■ **Instructions to follow**: Write the data out again, exactly as given.
_ _ _ _ _
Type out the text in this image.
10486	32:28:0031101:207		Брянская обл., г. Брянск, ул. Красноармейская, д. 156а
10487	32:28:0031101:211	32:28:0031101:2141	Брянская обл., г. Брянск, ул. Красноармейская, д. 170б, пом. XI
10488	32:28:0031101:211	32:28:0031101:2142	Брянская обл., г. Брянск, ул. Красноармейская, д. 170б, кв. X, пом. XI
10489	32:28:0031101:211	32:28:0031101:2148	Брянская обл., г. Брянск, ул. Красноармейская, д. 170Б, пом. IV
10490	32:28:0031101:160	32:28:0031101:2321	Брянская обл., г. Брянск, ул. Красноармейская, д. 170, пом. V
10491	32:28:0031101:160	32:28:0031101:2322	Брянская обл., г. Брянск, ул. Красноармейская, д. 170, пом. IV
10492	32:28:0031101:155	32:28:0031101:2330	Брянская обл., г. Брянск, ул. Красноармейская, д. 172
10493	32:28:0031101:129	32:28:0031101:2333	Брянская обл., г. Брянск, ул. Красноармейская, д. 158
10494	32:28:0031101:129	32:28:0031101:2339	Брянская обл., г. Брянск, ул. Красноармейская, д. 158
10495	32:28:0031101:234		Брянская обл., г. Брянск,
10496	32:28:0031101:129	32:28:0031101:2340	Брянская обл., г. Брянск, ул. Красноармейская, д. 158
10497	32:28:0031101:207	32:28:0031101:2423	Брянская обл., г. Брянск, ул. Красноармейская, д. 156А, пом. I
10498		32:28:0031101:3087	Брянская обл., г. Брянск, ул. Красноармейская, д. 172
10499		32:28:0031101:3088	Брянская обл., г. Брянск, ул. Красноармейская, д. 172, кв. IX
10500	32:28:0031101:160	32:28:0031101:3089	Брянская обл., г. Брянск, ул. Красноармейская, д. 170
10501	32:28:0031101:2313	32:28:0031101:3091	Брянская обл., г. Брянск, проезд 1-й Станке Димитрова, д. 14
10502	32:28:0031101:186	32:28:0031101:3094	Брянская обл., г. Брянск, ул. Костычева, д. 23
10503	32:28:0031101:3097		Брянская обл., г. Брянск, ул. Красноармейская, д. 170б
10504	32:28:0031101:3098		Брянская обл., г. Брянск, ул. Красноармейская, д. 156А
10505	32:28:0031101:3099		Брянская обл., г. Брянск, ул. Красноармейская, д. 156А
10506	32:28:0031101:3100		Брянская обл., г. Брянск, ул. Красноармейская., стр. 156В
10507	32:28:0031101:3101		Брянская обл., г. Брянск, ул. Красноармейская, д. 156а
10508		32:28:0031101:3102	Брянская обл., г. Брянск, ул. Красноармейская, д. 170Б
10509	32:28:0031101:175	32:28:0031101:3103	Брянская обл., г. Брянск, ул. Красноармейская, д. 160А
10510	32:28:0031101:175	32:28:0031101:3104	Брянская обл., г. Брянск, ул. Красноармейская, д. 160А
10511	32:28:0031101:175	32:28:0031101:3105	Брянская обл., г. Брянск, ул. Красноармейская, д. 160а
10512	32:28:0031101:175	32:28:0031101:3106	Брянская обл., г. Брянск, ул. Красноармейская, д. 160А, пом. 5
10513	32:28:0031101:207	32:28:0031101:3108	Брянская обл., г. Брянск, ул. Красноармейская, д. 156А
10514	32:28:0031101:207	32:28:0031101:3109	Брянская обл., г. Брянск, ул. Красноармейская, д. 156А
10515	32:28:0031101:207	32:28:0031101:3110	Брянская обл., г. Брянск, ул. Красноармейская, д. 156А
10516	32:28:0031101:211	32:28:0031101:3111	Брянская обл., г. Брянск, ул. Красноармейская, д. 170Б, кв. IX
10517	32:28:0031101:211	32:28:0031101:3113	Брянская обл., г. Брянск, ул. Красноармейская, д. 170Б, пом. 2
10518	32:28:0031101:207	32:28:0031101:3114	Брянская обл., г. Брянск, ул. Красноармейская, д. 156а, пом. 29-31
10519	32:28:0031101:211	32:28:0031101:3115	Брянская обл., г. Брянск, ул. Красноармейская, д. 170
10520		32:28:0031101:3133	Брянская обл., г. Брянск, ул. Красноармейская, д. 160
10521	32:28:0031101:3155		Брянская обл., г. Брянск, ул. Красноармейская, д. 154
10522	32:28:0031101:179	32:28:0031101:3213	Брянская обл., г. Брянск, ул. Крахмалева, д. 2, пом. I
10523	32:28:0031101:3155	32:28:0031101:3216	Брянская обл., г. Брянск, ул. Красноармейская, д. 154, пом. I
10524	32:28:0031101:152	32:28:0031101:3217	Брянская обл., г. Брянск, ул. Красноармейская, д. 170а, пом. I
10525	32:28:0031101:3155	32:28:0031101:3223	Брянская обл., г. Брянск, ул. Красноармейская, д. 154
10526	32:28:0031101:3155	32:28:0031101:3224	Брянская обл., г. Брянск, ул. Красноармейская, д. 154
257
_ _ _ _ _
■ **Written reply**:
Type out the text in this image.
10486	32:28:0031101:207		Брянская обл., г. Брянск, ул. Красноармейская, д. 156а
10487	32:28:0031101:211	32:28:0031101:2141	Брянская обл., г. Брянск, ул. Красноармейская, д. 170б, пом. XI
10488	32:28:0031101:211	32:28:0031101:2142	Брянская обл., г. Брянск, ул. Красноармейская, д. 170б, кв. X, пом. XI
10489	32:28:0031101:211	32:28:0031101:2148	Брянская обл., г. Брянск, ул. Красноармейская, д. 170Б, пом. IV
10490	32:28:0031101:160	32:28:0031101:2321	Брянская обл., г. Брянск, ул. Красноармейская, д. 170, пом. V
10491	32:28:0031101:160	32:28:0031101:2322	Брянская обл., г. Брянск, ул. Красноармейская, д. 170, пом. IV
10492	32:28:0031101:155	32:28:0031101:2330	Брянская обл., г. Брянск, ул. Красноармейская, д. 172
10493	32:28:0031101:129	32:28:0031101:2333	Брянская обл., г. Брянск, ул. Красноармейская, д. 158
10494	32:28:0031101:129	32:28:0031101:2339	Брянская обл., г. Брянск, ул. Красноармейская, д. 158
10495	32:28:0031101:234		Брянская обл., г. Брянск,
10496	32:28:0031101:129	32:28:0031101:2340	Брянская обл., г. Брянск, ул. Красноармейская, д. 158
10497	32:28:0031101:207	32:28:0031101:2423	Брянская обл., г. Брянск, ул. Красноармейская, д. 156А, пом. I
10498		32:28:0031101:3087	Брянская обл., г. Брянск, ул. Красноармейская, д. 172
10499		32:28:0031101:3088	Брянская обл., г. Брянск, ул. Красноармейская, д. 172, кв. IX
10500	32:28:0031101:160	32:28:0031101:3089	Брянская обл., г. Брянск, ул. Красноармейская, д. 170
10501	32:28:0031101:2313	32:28:0031101:3091	Брянская обл., г. Брянск, проезд 1-й Станке Димитрова, д. 14
10502	32:28:0031101:186	32:28:0031101:3094	Брянская обл., г. Брянск, ул. Костычева, д. 23
10503	32:28:0031101:3097		Брянская обл., г. Брянск, ул. Красноармейская, д. 170б
10504	32:28:0031101:3098		Брянская обл., г. Брянск, ул. Красноармейская, д. 156А
10505	32:28:0031101:3099		Брянская обл., г. Брянск, ул. Красноармейская, д. 156А
10506	32:28:0031101:3100		Брянская обл., г. Брянск, ул. Красноармейская., стр. 156В
10507	32:28:0031101:3101		Брянская обл., г. Брянск, ул. Красноармейская, д. 156а
10508		32:28:0031101:3102	Брянская обл., г. Брянск, ул. Красноармейская, д. 170Б
10509	32:28:0031101:175	32:28:0031101:3103	Брянская обл., г. Брянск, ул. Красноармейская, д. 160А
10510	32:28:0031101:175	32:28:0031101:3104	Брянская обл., г. Брянск, ул. Красноармейская, д. 160А
10511	32:28:0031101:175	32:28:0031101:3105	Брянская обл., г. Брянск, ул. Красноармейская, д. 160а
10512	32:28:0031101:175	32:28:0031101:3106	Брянская обл., г. Брянск, ул. Красноармейская, д. 160А, пом. 5
10513	32:28:0031101:207	32:28:0031101:3108	Брянская обл., г. Брянск, ул. Красноармейская, д. 156А
10514	32:28:0031101:207	32:28:0031101:3109	Брянская обл., г. Брянск, ул. Красноармейская, д. 156А
10515	32:28:0031101:207	32:28:0031101:3110	Брянская обл., г. Брянск, ул. Красноармейская, д. 156А
10516	32:28:0031101:211	32:28:0031101:3111	Брянская обл., г. Брянск, ул. Красноармейская, д. 170Б, кв. IX
10517	32:28:0031101:211	32:28:0031101:3113	Брянская обл., г. Брянск, ул. Красноармейская, д. 170Б, пом. 2
10518	32:28:0031101:207	32:28:0031101:3114	Брянская обл., г. Брянск, ул. Красноармейская, д. 156а, пом. 29-31
10519	32:28:0031101:211	32:28:0031101:3115	Брянская обл., г. Брянск, ул. Красноармейская, д. 170
10520		32:28:0031101:3133	Брянская обл., г. Брянск, ул. Красноармейская, д. 160
10521	32:28:0031101:3155		Брянская обл., г. Брянск, ул. Красноармейская, д. 154
10522	32:28:0031101:179	32:28:0031101:3213	Брянская обл., г. Брянск, ул. Крахмалева, д. 2, пом. I
10523	32:28:0031101:3155	32:28:0031101:3216	Брянская обл., г. Брянск, ул. Красноармейская, д. 154, пом. I
10524	32:28:0031101:152	32:28:0031101:3217	Брянская обл., г. Брянск, ул. Красноармейская, д. 170а, пом. I
10525	32:28:0031101:3155	32:28:0031101:3223	Брянская обл., г. Брянск, ул. Красноармейская, д. 154
10526	32:28:0031101:3155	32:28:0031101:3224	Брянская обл., г. Брянск, ул. Красноармейская, д. 154
257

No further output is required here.